PROBLEM TO WORK ON
Report back each line of the records that contains the string "varias".

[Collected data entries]

begin

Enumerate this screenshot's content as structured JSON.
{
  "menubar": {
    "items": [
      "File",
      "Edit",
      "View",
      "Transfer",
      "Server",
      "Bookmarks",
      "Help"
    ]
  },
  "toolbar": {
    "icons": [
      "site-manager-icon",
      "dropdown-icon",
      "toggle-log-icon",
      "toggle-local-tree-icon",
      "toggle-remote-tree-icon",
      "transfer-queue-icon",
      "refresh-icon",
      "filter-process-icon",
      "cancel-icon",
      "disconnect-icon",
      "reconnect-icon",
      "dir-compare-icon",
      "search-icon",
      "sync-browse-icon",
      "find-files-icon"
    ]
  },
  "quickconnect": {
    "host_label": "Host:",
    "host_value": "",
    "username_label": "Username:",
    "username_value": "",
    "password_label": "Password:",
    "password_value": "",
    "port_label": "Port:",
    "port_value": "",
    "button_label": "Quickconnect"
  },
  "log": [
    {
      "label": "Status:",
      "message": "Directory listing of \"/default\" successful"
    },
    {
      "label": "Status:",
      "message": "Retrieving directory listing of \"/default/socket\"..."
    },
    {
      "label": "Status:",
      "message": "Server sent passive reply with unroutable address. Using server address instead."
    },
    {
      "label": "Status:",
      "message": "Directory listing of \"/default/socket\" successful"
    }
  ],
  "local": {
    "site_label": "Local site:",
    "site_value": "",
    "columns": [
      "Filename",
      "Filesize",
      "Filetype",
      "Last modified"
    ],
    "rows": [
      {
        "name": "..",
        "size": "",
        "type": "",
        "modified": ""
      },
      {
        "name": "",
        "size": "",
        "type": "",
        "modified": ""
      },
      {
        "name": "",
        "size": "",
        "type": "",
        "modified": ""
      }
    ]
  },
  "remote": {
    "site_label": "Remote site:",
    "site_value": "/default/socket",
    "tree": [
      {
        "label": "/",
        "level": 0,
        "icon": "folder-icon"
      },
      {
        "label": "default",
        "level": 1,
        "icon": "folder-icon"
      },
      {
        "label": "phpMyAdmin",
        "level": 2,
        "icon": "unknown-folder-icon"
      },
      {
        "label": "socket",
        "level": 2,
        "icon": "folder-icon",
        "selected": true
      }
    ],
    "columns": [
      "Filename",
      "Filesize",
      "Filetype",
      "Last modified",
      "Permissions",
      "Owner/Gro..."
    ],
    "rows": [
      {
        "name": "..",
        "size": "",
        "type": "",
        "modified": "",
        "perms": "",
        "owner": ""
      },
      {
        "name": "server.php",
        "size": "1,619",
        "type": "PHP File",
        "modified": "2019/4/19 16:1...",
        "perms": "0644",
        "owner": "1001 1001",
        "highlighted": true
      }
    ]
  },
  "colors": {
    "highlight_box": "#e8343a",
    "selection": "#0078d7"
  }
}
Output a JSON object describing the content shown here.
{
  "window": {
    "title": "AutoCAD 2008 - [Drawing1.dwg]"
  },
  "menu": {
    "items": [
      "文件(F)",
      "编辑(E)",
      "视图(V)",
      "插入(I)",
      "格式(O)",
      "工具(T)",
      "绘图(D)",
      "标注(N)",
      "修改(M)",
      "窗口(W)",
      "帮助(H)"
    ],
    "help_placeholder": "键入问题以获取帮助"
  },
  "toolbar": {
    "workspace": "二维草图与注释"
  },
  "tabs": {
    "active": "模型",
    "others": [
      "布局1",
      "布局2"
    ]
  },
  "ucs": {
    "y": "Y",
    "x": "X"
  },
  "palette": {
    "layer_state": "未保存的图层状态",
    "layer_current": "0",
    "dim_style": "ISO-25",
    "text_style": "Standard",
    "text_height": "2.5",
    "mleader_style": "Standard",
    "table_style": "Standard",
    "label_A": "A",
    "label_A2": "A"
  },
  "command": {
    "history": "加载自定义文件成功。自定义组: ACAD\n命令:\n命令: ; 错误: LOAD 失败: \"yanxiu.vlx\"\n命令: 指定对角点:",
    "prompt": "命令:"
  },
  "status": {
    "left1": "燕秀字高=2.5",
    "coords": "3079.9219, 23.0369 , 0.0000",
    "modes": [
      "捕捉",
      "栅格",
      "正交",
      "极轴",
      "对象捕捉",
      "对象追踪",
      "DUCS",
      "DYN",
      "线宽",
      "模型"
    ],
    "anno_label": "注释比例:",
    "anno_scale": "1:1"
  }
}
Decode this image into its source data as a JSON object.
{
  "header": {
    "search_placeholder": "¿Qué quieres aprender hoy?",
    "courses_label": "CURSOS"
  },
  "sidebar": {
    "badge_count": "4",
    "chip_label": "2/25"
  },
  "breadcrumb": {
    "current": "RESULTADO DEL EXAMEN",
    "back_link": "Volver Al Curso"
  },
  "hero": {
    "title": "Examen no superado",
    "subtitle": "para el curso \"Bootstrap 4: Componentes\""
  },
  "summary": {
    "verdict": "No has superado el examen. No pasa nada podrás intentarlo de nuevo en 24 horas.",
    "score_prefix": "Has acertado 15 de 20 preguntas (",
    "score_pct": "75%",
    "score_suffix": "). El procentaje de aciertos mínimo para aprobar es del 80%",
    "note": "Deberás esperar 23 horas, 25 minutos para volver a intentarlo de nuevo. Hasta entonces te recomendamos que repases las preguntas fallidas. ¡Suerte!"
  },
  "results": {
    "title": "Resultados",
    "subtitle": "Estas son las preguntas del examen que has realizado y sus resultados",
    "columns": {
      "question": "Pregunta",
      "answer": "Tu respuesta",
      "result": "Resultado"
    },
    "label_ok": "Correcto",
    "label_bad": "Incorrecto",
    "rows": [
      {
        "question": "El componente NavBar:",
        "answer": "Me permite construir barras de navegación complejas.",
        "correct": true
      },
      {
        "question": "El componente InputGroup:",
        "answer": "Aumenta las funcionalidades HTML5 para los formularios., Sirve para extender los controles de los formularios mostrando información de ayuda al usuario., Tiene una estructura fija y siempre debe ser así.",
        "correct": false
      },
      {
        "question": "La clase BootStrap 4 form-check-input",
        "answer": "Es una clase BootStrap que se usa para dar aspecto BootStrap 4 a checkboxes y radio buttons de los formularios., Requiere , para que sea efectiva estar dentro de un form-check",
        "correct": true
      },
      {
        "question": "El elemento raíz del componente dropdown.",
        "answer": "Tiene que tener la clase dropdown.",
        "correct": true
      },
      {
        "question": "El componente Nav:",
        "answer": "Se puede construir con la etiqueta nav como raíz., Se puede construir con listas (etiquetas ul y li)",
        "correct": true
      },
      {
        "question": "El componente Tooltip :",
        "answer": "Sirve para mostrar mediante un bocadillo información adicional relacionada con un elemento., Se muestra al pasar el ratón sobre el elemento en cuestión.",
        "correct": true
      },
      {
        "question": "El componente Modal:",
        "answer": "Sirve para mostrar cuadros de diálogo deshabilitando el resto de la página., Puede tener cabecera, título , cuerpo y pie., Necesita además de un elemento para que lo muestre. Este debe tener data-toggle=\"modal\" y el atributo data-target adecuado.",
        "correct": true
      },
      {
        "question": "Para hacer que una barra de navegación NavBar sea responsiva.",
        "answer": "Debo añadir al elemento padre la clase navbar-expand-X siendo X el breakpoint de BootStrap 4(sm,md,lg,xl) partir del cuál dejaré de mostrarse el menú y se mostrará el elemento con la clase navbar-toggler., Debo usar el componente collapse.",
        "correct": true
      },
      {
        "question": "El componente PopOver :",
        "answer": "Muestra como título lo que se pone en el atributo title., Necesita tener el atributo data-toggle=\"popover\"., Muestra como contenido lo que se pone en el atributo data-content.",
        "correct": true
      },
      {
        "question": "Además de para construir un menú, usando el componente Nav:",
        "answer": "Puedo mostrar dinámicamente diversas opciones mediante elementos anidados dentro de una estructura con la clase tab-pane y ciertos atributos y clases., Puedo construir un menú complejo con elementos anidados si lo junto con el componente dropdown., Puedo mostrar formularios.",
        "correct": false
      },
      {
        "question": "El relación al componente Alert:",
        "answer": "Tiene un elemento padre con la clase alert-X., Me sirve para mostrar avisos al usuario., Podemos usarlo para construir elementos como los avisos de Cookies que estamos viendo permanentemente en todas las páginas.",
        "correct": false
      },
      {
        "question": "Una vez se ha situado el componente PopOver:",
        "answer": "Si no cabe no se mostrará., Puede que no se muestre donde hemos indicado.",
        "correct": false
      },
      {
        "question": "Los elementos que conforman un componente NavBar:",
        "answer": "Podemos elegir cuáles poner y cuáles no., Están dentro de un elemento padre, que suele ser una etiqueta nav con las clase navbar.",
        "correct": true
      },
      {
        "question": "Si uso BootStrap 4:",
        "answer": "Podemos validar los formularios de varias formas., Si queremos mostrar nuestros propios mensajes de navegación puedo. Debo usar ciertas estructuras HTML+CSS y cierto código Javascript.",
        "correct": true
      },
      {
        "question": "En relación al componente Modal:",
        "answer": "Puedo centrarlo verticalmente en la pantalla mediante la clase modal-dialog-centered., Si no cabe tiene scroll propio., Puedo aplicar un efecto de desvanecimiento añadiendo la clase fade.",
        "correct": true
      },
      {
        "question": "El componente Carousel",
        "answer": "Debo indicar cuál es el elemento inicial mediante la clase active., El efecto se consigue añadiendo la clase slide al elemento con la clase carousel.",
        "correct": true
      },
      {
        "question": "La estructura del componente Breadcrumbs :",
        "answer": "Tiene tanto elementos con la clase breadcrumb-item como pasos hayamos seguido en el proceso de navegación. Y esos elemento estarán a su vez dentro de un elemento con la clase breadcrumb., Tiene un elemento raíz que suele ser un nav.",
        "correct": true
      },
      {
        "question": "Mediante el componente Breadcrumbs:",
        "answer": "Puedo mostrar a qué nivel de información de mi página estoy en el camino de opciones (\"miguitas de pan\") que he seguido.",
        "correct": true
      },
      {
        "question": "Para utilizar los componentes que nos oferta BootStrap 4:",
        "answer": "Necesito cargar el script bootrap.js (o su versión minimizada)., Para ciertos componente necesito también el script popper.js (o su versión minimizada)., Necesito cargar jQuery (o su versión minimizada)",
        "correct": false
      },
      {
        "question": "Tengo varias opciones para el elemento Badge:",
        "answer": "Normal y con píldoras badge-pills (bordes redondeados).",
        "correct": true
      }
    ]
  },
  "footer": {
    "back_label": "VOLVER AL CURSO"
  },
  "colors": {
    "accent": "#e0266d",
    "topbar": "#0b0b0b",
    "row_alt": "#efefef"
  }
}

end

RESPONSE BELOW
        "answer": "Podemos validar los formularios de varias formas., Si queremos mostrar nuestros propios mensajes de navegación puedo. Debo usar ciertas estructuras HTML+CSS y cierto código Javascript.",
        "question": "Tengo varias opciones para el elemento Badge:",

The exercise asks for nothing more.